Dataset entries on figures
====================

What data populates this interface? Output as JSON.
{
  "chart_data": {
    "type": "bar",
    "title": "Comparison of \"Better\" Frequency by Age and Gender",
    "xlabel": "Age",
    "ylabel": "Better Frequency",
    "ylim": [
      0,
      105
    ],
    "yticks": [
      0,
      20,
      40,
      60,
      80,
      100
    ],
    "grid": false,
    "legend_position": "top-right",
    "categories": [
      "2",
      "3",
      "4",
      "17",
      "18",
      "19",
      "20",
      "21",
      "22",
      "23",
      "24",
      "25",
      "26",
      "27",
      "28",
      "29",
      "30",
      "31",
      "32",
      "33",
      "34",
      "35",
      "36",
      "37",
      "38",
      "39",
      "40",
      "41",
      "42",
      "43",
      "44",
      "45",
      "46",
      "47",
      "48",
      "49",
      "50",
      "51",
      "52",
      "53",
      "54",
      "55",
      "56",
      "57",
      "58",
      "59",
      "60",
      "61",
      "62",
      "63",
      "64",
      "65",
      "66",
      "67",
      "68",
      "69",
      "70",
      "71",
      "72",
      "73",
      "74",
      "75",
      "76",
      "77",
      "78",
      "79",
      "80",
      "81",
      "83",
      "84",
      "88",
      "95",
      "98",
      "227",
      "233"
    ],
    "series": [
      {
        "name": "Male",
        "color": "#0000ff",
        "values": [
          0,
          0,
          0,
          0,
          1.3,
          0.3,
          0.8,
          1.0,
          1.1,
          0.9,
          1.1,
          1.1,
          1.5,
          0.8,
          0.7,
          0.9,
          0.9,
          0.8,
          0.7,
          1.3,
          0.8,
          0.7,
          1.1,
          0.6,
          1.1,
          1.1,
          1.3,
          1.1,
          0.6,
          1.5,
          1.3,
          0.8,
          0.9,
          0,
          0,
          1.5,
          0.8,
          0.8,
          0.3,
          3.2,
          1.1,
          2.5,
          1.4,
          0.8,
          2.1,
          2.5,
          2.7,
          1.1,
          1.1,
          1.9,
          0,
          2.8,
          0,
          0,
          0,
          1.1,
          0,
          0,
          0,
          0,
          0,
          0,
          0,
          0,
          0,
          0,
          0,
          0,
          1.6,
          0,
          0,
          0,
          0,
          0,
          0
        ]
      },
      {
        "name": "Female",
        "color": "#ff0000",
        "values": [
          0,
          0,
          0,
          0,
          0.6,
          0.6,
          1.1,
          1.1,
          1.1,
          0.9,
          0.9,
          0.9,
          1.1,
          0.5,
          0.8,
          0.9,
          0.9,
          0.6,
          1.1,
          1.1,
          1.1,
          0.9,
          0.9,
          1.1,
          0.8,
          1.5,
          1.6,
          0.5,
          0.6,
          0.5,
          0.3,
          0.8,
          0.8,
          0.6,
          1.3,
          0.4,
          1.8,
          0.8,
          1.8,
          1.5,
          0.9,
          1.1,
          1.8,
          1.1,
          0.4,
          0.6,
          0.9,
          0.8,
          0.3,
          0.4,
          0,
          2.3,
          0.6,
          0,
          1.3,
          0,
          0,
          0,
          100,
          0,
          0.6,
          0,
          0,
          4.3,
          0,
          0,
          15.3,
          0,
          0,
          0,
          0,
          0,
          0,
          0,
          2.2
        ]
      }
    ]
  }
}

====================

■ GOAL OF THE EXERCISE: Output all of the material exactly as written.

■ RESPONSE TO THE TASK:
What data populates this interface? Output as JSON.
{
  "chart_data": {
    "type": "bar",
    "title": "Comparison of \"Better\" Frequency by Age and Gender",
    "xlabel": "Age",
    "ylabel": "Better Frequency",
    "ylim": [
      0,
      105
    ],
    "yticks": [
      0,
      20,
      40,
      60,
      80,
      100
    ],
    "grid": false,
    "legend_position": "top-right",
    "categories": [
      "2",
      "3",
      "4",
      "17",
      "18",
      "19",
      "20",
      "21",
      "22",
      "23",
      "24",
      "25",
      "26",
      "27",
      "28",
      "29",
      "30",
      "31",
      "32",
      "33",
      "34",
      "35",
      "36",
      "37",
      "38",
      "39",
      "40",
      "41",
      "42",
      "43",
      "44",
      "45",
      "46",
      "47",
      "48",
      "49",
      "50",
      "51",
      "52",
      "53",
      "54",
      "55",
      "56",
      "57",
      "58",
      "59",
      "60",
      "61",
      "62",
      "63",
      "64",
      "65",
      "66",
      "67",
      "68",
      "69",
      "70",
      "71",
      "72",
      "73",
      "74",
      "75",
      "76",
      "77",
      "78",
      "79",
      "80",
      "81",
      "83",
      "84",
      "88",
      "95",
      "98",
      "227",
      "233"
    ],
    "series": [
      {
        "name": "Male",
        "color": "#0000ff",
        "values": [
          0,
          0,
          0,
          0,
          1.3,
          0.3,
          0.8,
          1.0,
          1.1,
          0.9,
          1.1,
          1.1,
          1.5,
          0.8,
          0.7,
          0.9,
          0.9,
          0.8,
          0.7,
          1.3,
          0.8,
          0.7,
          1.1,
          0.6,
          1.1,
          1.1,
          1.3,
          1.1,
          0.6,
          1.5,
          1.3,
          0.8,
          0.9,
          0,
          0,
          1.5,
          0.8,
          0.8,
          0.3,
          3.2,
          1.1,
          2.5,
          1.4,
          0.8,
          2.1,
          2.5,
          2.7,
          1.1,
          1.1,
          1.9,
          0,
          2.8,
          0,
          0,
          0,
          1.1,
          0,
          0,
          0,
          0,
          0,
          0,
          0,
          0,
          0,
          0,
          0,
          0,
          1.6,
          0,
          0,
          0,
          0,
          0,
          0
        ]
      },
      {
        "name": "Female",
        "color": "#ff0000",
        "values": [
          0,
          0,
          0,
          0,
          0.6,
          0.6,
          1.1,
          1.1,
          1.1,
          0.9,
          0.9,
          0.9,
          1.1,
          0.5,
          0.8,
          0.9,
          0.9,
          0.6,
          1.1,
          1.1,
          1.1,
          0.9,
          0.9,
          1.1,
          0.8,
          1.5,
          1.6,
          0.5,
          0.6,
          0.5,
          0.3,
          0.8,
          0.8,
          0.6,
          1.3,
          0.4,
          1.8,
          0.8,
          1.8,
          1.5,
          0.9,
          1.1,
          1.8,
          1.1,
          0.4,
          0.6,
          0.9,
          0.8,
          0.3,
          0.4,
          0,
          2.3,
          0.6,
          0,
          1.3,
          0,
          0,
          0,
          100,
          0,
          0.6,
          0,
          0,
          4.3,
          0,
          0,
          15.3,
          0,
          0,
          0,
          0,
          0,
          0,
          0,
          2.2
        ]
      }
    ]
  }
}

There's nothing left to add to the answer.